Records supplied:
·····

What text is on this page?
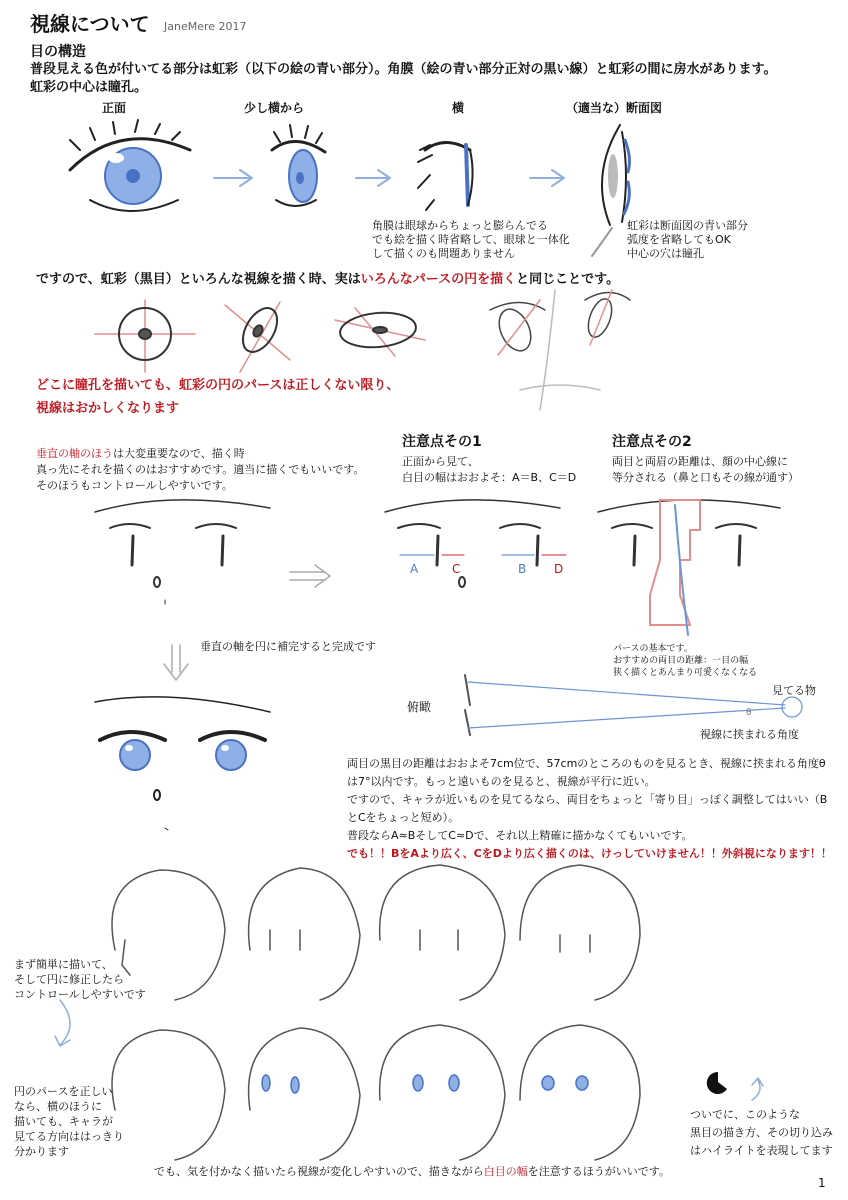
視線について JaneMere 2017
目の構造
普段見える色が付いてる部分は虹彩（以下の絵の青い部分）。角膜（絵の青い部分正対の黒い線）と虹彩の間に房水があります。
虹彩の中心は瞳孔。
正面	少し横から	横	（適当な）断面図
角膜は眼球からちょっと膨らんでる
でも絵を描く時省略して、眼球と一体化
して描くのも問題ありません
虹彩は断面図の青い部分
弧度を省略してもOK
中心の穴は瞳孔
ですので、虹彩（黒目）といろんな視線を描く時、実はいろんなパースの円を描くと同じことです。
どこに瞳孔を描いても、虹彩の円のパースは正しくない限り、
視線はおかしくなります
垂直の軸のほうは大変重要なので、描く時
真っ先にそれを描くのはおすすめです。適当に描くでもいいです。
そのほうもコントロールしやすいです。
注意点その1
正面から見て、
白目の幅はおおよそ：A＝B、C＝D
注意点その2
両目と両眉の距離は、顔の中心線に
等分される（鼻と口もその線が通す）
A	C	B D
垂直の軸を円に補完すると完成です	パースの基本です。
おすすめの両目の距離：一目の幅
狭く描くとあんまり可愛くなくなる
俯瞰
見てる物
視線に挟まれる角度
θ
両目の黒目の距離はおおよそ7cm位で、57cmのところのものを見るとき、視線に挟まれる角度θ
は7°以内です。もっと遠いものを見ると、視線が平行に近い。
ですので、キャラが近いものを見てるなら、両目をちょっと「寄り目」っぽく調整してはいい（B
とCをちょっと短め）。
普段ならA≈BそしてC≈Dで、それ以上精確に描かなくてもいいです。
でも！！BをAより広く、CをDより広く描くのは、けっしていけません！！外斜視になります！！
まず簡単に描いて、
そして円に修正したら
コントロールしやすいです
円のパースを正しい
なら、横のほうに
描いても、キャラが
見てる方向ははっきり
分かります
ついでに、このような
黒目の描き方、その切り込み
はハイライトを表現してます
でも、気を付かなく描いたら視線が変化しやすいので、描きながら白目の幅を注意するほうがいいです。
1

·····

Task requirements: Check each line above for the word "ですので", and copy the lines where it appears.

Solution to this problem:
ですので、虹彩（黒目）といろんな視線を描く時、実はいろんなパースの円を描くと同じことです。
ですので、キャラが近いものを見てるなら、両目をちょっと「寄り目」っぽく調整してはいい（B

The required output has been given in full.